[Excerpts from a figure dataset]
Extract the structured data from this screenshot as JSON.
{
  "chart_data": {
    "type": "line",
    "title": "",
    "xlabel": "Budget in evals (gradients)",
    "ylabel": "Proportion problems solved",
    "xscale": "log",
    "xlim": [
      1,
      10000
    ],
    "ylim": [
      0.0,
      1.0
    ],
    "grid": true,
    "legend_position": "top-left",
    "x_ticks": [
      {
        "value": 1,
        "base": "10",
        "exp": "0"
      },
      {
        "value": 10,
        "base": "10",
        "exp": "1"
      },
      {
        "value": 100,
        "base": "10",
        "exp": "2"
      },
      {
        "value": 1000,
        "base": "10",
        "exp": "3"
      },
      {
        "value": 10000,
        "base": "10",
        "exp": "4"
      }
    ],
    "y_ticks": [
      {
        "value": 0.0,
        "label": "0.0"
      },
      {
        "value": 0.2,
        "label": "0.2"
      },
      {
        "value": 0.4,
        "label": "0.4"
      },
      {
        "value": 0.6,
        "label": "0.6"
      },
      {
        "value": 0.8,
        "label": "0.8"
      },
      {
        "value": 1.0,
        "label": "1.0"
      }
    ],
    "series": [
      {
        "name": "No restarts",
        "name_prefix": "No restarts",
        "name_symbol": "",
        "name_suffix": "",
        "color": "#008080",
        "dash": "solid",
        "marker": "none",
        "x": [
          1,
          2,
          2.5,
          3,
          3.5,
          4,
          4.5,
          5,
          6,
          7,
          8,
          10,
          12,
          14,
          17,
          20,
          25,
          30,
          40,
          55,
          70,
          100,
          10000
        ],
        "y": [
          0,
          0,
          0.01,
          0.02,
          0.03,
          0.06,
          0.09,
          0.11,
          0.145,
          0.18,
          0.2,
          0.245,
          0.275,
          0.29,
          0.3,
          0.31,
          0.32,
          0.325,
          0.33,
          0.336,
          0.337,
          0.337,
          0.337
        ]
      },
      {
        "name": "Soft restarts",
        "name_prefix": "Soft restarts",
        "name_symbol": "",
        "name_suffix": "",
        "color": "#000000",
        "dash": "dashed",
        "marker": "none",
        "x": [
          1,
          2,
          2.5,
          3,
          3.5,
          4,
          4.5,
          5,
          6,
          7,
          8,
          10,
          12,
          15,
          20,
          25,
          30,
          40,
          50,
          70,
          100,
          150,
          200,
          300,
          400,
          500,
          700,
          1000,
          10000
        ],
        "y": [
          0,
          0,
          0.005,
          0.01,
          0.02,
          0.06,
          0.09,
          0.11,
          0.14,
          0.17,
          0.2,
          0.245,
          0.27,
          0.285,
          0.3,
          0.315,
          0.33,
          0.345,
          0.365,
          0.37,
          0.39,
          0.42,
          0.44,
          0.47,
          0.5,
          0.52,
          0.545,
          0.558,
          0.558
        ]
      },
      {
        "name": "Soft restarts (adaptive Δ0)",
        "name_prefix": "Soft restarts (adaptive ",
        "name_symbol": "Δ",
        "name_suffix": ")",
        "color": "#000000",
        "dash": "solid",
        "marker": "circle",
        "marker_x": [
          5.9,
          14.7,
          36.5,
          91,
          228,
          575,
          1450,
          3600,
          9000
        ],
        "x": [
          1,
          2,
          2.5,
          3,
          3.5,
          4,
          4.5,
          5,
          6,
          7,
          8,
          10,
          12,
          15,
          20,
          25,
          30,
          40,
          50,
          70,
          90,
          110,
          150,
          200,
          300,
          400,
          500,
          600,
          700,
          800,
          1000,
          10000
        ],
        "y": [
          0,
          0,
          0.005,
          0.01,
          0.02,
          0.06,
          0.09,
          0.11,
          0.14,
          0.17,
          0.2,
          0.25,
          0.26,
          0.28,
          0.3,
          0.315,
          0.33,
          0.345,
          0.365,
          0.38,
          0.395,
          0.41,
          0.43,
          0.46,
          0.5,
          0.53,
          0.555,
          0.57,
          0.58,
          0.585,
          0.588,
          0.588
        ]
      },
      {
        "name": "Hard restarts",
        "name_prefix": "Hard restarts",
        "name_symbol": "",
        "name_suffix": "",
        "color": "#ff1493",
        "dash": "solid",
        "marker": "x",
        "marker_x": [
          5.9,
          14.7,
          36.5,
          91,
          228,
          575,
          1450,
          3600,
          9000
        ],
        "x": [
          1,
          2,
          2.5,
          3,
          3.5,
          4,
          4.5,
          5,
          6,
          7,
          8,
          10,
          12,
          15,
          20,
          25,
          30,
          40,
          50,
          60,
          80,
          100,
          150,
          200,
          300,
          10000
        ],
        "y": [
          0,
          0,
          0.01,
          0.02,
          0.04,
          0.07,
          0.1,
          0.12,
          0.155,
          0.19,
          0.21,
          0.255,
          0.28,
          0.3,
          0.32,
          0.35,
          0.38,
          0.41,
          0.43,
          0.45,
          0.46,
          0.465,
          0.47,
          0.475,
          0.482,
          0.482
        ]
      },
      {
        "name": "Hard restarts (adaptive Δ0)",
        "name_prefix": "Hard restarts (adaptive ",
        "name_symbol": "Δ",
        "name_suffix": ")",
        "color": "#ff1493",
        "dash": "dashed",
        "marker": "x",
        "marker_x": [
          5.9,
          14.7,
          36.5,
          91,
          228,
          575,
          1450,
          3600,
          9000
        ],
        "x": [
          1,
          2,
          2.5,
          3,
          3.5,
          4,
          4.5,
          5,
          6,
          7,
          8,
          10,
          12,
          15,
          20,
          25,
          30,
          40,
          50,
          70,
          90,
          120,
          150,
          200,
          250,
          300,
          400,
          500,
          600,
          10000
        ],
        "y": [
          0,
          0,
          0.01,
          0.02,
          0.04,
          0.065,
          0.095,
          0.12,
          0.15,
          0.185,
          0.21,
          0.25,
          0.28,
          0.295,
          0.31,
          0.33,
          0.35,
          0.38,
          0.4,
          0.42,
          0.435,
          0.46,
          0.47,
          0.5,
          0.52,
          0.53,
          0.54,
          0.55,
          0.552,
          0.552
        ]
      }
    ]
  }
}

**What to do**
Repeat the records above exactly as they appear.

**Final result**
Extract the structured data from this screenshot as JSON.
{
  "chart_data": {
    "type": "line",
    "title": "",
    "xlabel": "Budget in evals (gradients)",
    "ylabel": "Proportion problems solved",
    "xscale": "log",
    "xlim": [
      1,
      10000
    ],
    "ylim": [
      0.0,
      1.0
    ],
    "grid": true,
    "legend_position": "top-left",
    "x_ticks": [
      {
        "value": 1,
        "base": "10",
        "exp": "0"
      },
      {
        "value": 10,
        "base": "10",
        "exp": "1"
      },
      {
        "value": 100,
        "base": "10",
        "exp": "2"
      },
      {
        "value": 1000,
        "base": "10",
        "exp": "3"
      },
      {
        "value": 10000,
        "base": "10",
        "exp": "4"
      }
    ],
    "y_ticks": [
      {
        "value": 0.0,
        "label": "0.0"
      },
      {
        "value": 0.2,
        "label": "0.2"
      },
      {
        "value": 0.4,
        "label": "0.4"
      },
      {
        "value": 0.6,
        "label": "0.6"
      },
      {
        "value": 0.8,
        "label": "0.8"
      },
      {
        "value": 1.0,
        "label": "1.0"
      }
    ],
    "series": [
      {
        "name": "No restarts",
        "name_prefix": "No restarts",
        "name_symbol": "",
        "name_suffix": "",
        "color": "#008080",
        "dash": "solid",
        "marker": "none",
        "x": [
          1,
          2,
          2.5,
          3,
          3.5,
          4,
          4.5,
          5,
          6,
          7,
          8,
          10,
          12,
          14,
          17,
          20,
          25,
          30,
          40,
          55,
          70,
          100,
          10000
        ],
        "y": [
          0,
          0,
          0.01,
          0.02,
          0.03,
          0.06,
          0.09,
          0.11,
          0.145,
          0.18,
          0.2,
          0.245,
          0.275,
          0.29,
          0.3,
          0.31,
          0.32,
          0.325,
          0.33,
          0.336,
          0.337,
          0.337,
          0.337
        ]
      },
      {
        "name": "Soft restarts",
        "name_prefix": "Soft restarts",
        "name_symbol": "",
        "name_suffix": "",
        "color": "#000000",
        "dash": "dashed",
        "marker": "none",
        "x": [
          1,
          2,
          2.5,
          3,
          3.5,
          4,
          4.5,
          5,
          6,
          7,
          8,
          10,
          12,
          15,
          20,
          25,
          30,
          40,
          50,
          70,
          100,
          150,
          200,
          300,
          400,
          500,
          700,
          1000,
          10000
        ],
        "y": [
          0,
          0,
          0.005,
          0.01,
          0.02,
          0.06,
          0.09,
          0.11,
          0.14,
          0.17,
          0.2,
          0.245,
          0.27,
          0.285,
          0.3,
          0.315,
          0.33,
          0.345,
          0.365,
          0.37,
          0.39,
          0.42,
          0.44,
          0.47,
          0.5,
          0.52,
          0.545,
          0.558,
          0.558
        ]
      },
      {
        "name": "Soft restarts (adaptive Δ0)",
        "name_prefix": "Soft restarts (adaptive ",
        "name_symbol": "Δ",
        "name_suffix": ")",
        "color": "#000000",
        "dash": "solid",
        "marker": "circle",
        "marker_x": [
          5.9,
          14.7,
          36.5,
          91,
          228,
          575,
          1450,
          3600,
          9000
        ],
        "x": [
          1,
          2,
          2.5,
          3,
          3.5,
          4,
          4.5,
          5,
          6,
          7,
          8,
          10,
          12,
          15,
          20,
          25,
          30,
          40,
          50,
          70,
          90,
          110,
          150,
          200,
          300,
          400,
          500,
          600,
          700,
          800,
          1000,
          10000
        ],
        "y": [
          0,
          0,
          0.005,
          0.01,
          0.02,
          0.06,
          0.09,
          0.11,
          0.14,
          0.17,
          0.2,
          0.25,
          0.26,
          0.28,
          0.3,
          0.315,
          0.33,
          0.345,
          0.365,
          0.38,
          0.395,
          0.41,
          0.43,
          0.46,
          0.5,
          0.53,
          0.555,
          0.57,
          0.58,
          0.585,
          0.588,
          0.588
        ]
      },
      {
        "name": "Hard restarts",
        "name_prefix": "Hard restarts",
        "name_symbol": "",
        "name_suffix": "",
        "color": "#ff1493",
        "dash": "solid",
        "marker": "x",
        "marker_x": [
          5.9,
          14.7,
          36.5,
          91,
          228,
          575,
          1450,
          3600,
          9000
        ],
        "x": [
          1,
          2,
          2.5,
          3,
          3.5,
          4,
          4.5,
          5,
          6,
          7,
          8,
          10,
          12,
          15,
          20,
          25,
          30,
          40,
          50,
          60,
          80,
          100,
          150,
          200,
          300,
          10000
        ],
        "y": [
          0,
          0,
          0.01,
          0.02,
          0.04,
          0.07,
          0.1,
          0.12,
          0.155,
          0.19,
          0.21,
          0.255,
          0.28,
          0.3,
          0.32,
          0.35,
          0.38,
          0.41,
          0.43,
          0.45,
          0.46,
          0.465,
          0.47,
          0.475,
          0.482,
          0.482
        ]
      },
      {
        "name": "Hard restarts (adaptive Δ0)",
        "name_prefix": "Hard restarts (adaptive ",
        "name_symbol": "Δ",
        "name_suffix": ")",
        "color": "#ff1493",
        "dash": "dashed",
        "marker": "x",
        "marker_x": [
          5.9,
          14.7,
          36.5,
          91,
          228,
          575,
          1450,
          3600,
          9000
        ],
        "x": [
          1,
          2,
          2.5,
          3,
          3.5,
          4,
          4.5,
          5,
          6,
          7,
          8,
          10,
          12,
          15,
          20,
          25,
          30,
          40,
          50,
          70,
          90,
          120,
          150,
          200,
          250,
          300,
          400,
          500,
          600,
          10000
        ],
        "y": [
          0,
          0,
          0.01,
          0.02,
          0.04,
          0.065,
          0.095,
          0.12,
          0.15,
          0.185,
          0.21,
          0.25,
          0.28,
          0.295,
          0.31,
          0.33,
          0.35,
          0.38,
          0.4,
          0.42,
          0.435,
          0.46,
          0.47,
          0.5,
          0.52,
          0.53,
          0.54,
          0.55,
          0.552,
          0.552
        ]
      }
    ]
  }
}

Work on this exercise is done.